-- Begin --
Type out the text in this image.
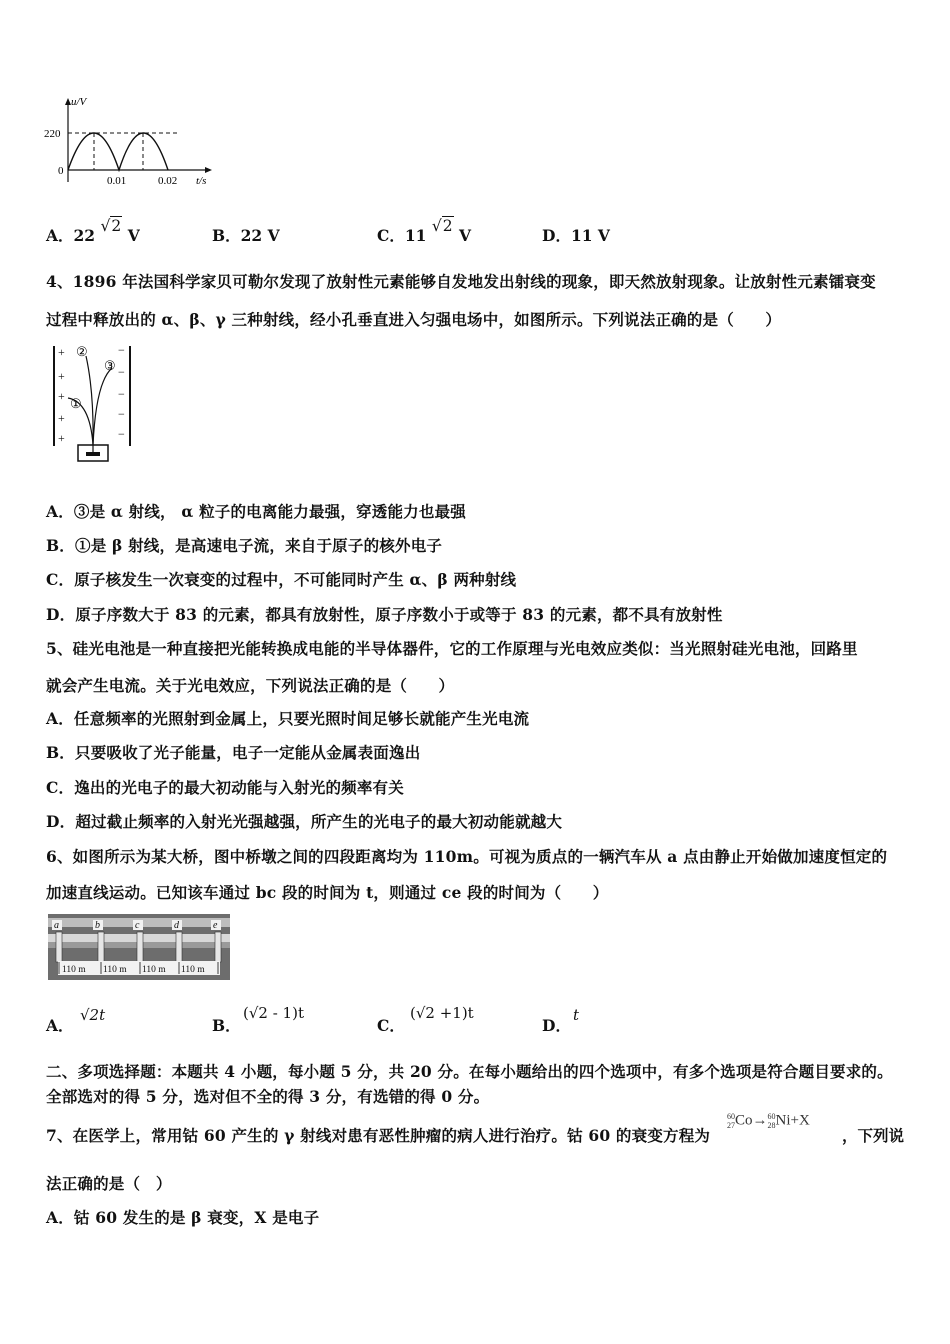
u/V
220
0
0.01	0.02 t/s
A．22 √2 V	B．22 V	C．11 √2 V	D．11 V
4、1896 年法国科学家贝可勒尔发现了放射性元素能够自发地发出射线的现象，即天然放射现象。让放射性元素镭衰变
过程中释放出的 α、β、γ 三种射线，经小孔垂直进入匀强电场中，如图所示。下列说法正确的是（　　）
+
+
+
+
+
−
−
−
−
−
①
②
③
A．③是 α 射线， α 粒子的电离能力最强，穿透能力也最强
B．①是 β 射线，是高速电子流，来自于原子的核外电子
C．原子核发生一次衰变的过程中，不可能同时产生 α、β 两种射线
D．原子序数大于 83 的元素，都具有放射性，原子序数小于或等于 83 的元素，都不具有放射性
5、硅光电池是一种直接把光能转换成电能的半导体器件，它的工作原理与光电效应类似：当光照射硅光电池，回路里
就会产生电流。关于光电效应，下列说法正确的是（　　）
A．任意频率的光照射到金属上，只要光照时间足够长就能产生光电流
B．只要吸收了光子能量，电子一定能从金属表面逸出
C．逸出的光电子的最大初动能与入射光的频率有关
D．超过截止频率的入射光光强越强，所产生的光电子的最大初动能就越大
6、如图所示为某大桥，图中桥墩之间的四段距离均为 110m。可视为质点的一辆汽车从 a 点由静止开始做加速度恒定的
加速直线运动。已知该车通过 bc 段的时间为 t，则通过 ce 段的时间为（　　）
a	b	c	d	e
110 m 110 m 110 m 110 m
A．
√2t
B．
(√2 - 1)t
C．
(√2 +1)t
D．
t
二、多项选择题：本题共 4 小题，每小题 5 分，共 20 分。在每小题给出的四个选项中，有多个选项是符合题目要求的。
全部选对的得 5 分，选对但不全的得 3 分，有选错的得 0 分。
7、在医学上，常用钴 60 产生的 γ 射线对患有恶性肿瘤的病人进行治疗。钴 60 的衰变方程为
60
27Co→60
28Ni+X
，下列说
法正确的是（　）
A．钴 60 发生的是 β 衰变，X 是电子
-- End --
▶ PROBLEM: Where a line holds "下列说法正确的是", copy it out.

▶ ANSWER BELOW:
过程中释放出的 α、β、γ 三种射线，经小孔垂直进入匀强电场中，如图所示。下列说法正确的是（　　）
就会产生电流。关于光电效应，下列说法正确的是（　　）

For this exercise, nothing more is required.